* [GIVEN PROBLEM]: What lines of the data hold the string "Trillion"? Pull each one out.

Structured figure records:

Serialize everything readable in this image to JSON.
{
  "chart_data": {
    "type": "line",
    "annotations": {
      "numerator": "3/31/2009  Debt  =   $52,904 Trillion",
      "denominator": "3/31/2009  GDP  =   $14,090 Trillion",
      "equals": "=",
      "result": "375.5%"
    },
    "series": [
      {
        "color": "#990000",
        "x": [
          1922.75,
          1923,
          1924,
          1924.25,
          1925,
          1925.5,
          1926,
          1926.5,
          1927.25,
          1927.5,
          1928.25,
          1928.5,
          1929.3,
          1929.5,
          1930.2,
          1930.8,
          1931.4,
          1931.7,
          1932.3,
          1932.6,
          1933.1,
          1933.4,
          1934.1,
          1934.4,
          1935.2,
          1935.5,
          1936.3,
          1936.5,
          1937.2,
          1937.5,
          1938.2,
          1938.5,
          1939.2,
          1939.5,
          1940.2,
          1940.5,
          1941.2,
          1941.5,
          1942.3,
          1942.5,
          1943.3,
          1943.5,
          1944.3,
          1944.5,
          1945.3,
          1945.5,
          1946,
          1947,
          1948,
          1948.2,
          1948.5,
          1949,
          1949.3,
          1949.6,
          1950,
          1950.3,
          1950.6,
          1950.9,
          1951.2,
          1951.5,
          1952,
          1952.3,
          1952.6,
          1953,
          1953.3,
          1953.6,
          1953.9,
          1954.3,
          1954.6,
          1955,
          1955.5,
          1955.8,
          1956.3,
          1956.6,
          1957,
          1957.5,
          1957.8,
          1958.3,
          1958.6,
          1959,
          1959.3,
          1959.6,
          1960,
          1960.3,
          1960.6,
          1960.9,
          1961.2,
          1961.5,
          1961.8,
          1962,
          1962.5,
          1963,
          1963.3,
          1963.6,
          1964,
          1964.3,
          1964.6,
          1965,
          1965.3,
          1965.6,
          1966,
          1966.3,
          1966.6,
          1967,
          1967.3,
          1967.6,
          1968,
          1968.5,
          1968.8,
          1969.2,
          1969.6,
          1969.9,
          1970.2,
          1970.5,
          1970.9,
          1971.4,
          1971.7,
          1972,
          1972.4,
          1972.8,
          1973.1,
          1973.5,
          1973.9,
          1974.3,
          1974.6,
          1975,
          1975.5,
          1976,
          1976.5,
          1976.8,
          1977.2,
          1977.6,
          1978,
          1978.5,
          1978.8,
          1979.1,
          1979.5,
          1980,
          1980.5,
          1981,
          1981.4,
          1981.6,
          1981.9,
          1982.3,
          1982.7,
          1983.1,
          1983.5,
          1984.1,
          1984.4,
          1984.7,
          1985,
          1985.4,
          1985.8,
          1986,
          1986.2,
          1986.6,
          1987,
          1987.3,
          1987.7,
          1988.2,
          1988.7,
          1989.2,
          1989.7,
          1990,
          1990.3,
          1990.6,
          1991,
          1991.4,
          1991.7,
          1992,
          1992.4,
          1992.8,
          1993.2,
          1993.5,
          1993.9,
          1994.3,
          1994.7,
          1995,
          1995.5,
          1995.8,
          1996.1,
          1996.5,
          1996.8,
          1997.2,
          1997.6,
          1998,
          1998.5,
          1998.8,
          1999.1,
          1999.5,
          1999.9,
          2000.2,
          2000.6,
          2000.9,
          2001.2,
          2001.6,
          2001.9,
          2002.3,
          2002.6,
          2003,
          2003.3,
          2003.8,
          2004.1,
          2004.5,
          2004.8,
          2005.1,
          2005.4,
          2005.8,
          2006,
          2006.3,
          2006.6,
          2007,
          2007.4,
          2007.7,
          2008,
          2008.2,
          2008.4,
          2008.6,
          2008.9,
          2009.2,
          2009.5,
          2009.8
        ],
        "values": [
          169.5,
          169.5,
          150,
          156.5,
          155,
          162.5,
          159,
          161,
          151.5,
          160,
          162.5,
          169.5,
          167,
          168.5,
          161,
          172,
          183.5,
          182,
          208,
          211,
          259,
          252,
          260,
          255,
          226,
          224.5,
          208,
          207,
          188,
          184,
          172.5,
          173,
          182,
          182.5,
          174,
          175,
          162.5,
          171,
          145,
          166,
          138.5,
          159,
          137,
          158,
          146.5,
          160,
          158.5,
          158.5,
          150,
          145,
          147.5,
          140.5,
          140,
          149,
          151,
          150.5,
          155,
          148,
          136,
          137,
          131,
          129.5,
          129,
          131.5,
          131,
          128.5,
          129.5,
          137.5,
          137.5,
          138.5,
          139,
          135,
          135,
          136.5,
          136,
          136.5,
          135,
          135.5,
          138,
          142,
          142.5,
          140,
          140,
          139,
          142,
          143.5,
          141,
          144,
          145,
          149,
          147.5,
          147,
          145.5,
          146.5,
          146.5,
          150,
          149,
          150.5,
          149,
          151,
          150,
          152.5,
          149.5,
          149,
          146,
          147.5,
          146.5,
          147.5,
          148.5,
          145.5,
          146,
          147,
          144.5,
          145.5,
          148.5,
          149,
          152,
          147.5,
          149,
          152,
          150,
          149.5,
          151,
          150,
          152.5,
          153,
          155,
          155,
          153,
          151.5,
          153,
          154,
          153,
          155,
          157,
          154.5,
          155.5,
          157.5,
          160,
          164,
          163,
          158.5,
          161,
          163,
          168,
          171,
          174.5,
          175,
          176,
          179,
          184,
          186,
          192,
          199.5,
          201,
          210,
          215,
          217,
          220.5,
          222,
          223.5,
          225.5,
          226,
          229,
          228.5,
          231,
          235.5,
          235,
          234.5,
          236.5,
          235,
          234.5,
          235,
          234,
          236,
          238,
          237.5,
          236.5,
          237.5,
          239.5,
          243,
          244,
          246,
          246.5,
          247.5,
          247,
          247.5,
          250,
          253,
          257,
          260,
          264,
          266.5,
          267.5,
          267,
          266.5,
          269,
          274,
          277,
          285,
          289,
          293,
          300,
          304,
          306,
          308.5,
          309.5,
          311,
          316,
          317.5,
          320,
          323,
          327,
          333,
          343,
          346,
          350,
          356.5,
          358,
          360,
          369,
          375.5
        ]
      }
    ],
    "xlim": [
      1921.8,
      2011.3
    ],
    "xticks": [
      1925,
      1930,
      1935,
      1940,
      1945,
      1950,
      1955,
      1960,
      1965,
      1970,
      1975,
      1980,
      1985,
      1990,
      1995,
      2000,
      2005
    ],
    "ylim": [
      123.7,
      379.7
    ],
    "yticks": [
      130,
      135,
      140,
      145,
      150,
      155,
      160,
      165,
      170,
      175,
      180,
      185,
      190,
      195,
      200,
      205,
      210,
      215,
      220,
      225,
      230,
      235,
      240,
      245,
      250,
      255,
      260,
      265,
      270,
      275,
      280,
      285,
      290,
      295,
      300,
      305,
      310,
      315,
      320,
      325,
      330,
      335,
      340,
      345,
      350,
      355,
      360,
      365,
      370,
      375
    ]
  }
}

* [IN RESPONSE]:
      "numerator": "3/31/2009  Debt  =   $52,904 Trillion",
      "denominator": "3/31/2009  GDP  =   $14,090 Trillion",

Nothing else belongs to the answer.